--- BEGIN PAGE ---
Migrating Safety Runtime Code from TensorRT 10.x to 11.x#

This page describes how to update safety runtime code when migrating from TensorRT 10.x to 11.x.

The most significant change is the removal of frontend safety scope validation. In 10.x, the builder performed a static pre-build check against a “Minimal Safety Scope” allowlist before engine building began. In 11.x, this check is removed and the build-time compiler is the sole authority for safety scope enforcement. As a result, safety build errors now appear as tactic failures with layer-level traceback rather than pre-build scope rejections.

This shift affects builder flag usage, the behavior of isNetworkSupported(), error handling patterns, and trtexec command-line options. The kernel checker tool also gains MLIR validation in this release. Each section below pairs 10.x and 11.x C++ snippets where applicable.

Important

This section is only applicable when using the TensorRT 11.x safety runtime, which is only available on NVIDIA DriveOS 7.x.

Adapting to Build-Time Safety Scope Validation#

TensorRT 11.x removes pre-build safety scope validation and relies exclusively on build-time enforcement. In 10.x, setting BuilderFlag::kSAFETY_SCOPE triggered a pre-compile check against a static “Minimal Safety Scope” allowlist. In 11.x, this pre-build check is removed and the safety scope is now enforced entirely during engine building.

Update your code in three areas: builder configuration, build failure handling, and isNetworkSupported() usage.
--- END PAGE ---
--- BEGIN DATASET ---
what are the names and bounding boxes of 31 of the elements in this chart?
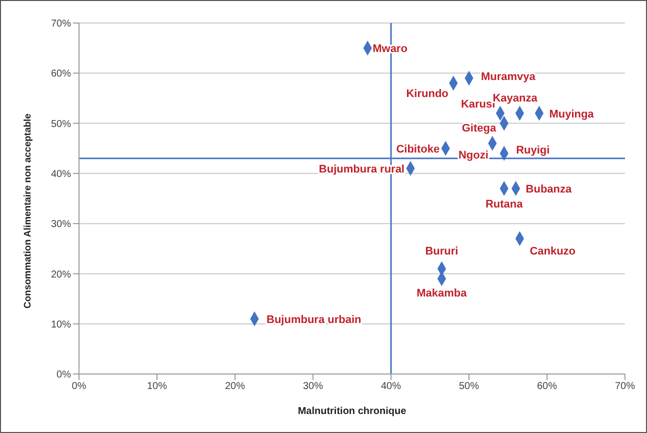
x-axis-title: Malnutrition chronique <box>298 406 407 417</box>
x-tick-label: 20% <box>224 381 246 392</box>
y-tick-label: 60% <box>50 68 72 80</box>
annotation: Rutana <box>485 198 524 210</box>
annotation: Bujumbura urbain <box>266 314 362 326</box>
annotation: Bubanza <box>526 183 573 196</box>
x-tick-label: 30% <box>302 381 324 392</box>
annotation: Bururi <box>425 246 458 258</box>
y-tick-label: 70% <box>50 18 72 30</box>
annotation: Makamba <box>416 288 468 300</box>
annotation: Cankuzo <box>530 246 576 258</box>
y-tick-label: 50% <box>50 118 72 130</box>
annotation: Muyinga <box>549 108 595 120</box>
y-tick-label: 20% <box>50 269 72 280</box>
x-tick-label: 10% <box>146 381 168 392</box>
x-tick-label: 60% <box>536 381 558 392</box>
annotation: Kirundo <box>406 88 449 100</box>
annotation: Cibitoke <box>396 143 440 156</box>
y-tick-label: 0% <box>56 370 72 381</box>
x-tick-label: 0% <box>72 381 86 392</box>
x-tick-label: 40% <box>380 381 402 392</box>
annotation: Muramvya <box>481 71 536 84</box>
annotation: Gitega <box>462 122 497 134</box>
y-tick-label: 40% <box>50 168 72 180</box>
annotation: Kayanza <box>492 92 538 104</box>
y-tick-label: 10% <box>50 319 72 330</box>
y-axis-title: Consommation Alimentaire non acceptable <box>22 114 34 308</box>
annotation: Ruyigi <box>516 144 550 156</box>
x-tick-label: 50% <box>458 381 480 392</box>
y-tick-label: 30% <box>50 219 72 230</box>
x-tick-label: 70% <box>614 381 636 392</box>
--- END DATASET ---
> DIRECTIVES
A - In the migration page, translate this sentence into German: "In 11.x, this check is removed and the build-time compiler is the sole authority for safety scope enforcement."
B - Decide whether each statement agrees with the migration page. Answer yes or no for each, and quote the words of the page that decide it.
(i) In 10.x, a check against an allowlist took place before engine building started.
(ii) The TensorRT 11.x safety runtime can be used with any version of NVIDIA DriveOS.
(iii) The kernel checker tool adds MLIR validation in this release.

> TASK ANSWERS
A - In 11.x wird diese Prüfung entfernt, und der Compiler zur Build-Zeit ist die alleinige Instanz für die Durchsetzung des Sicherheitsumfangs.

B -
(i) Yes: "In 10.x, the builder performed a static pre-build check against a “Minimal Safety Scope” allowlist before engine building began."
(ii) No: "which is only available on NVIDIA DriveOS 7.x."
(iii) Yes: "The kernel checker tool also gains MLIR validation in this release."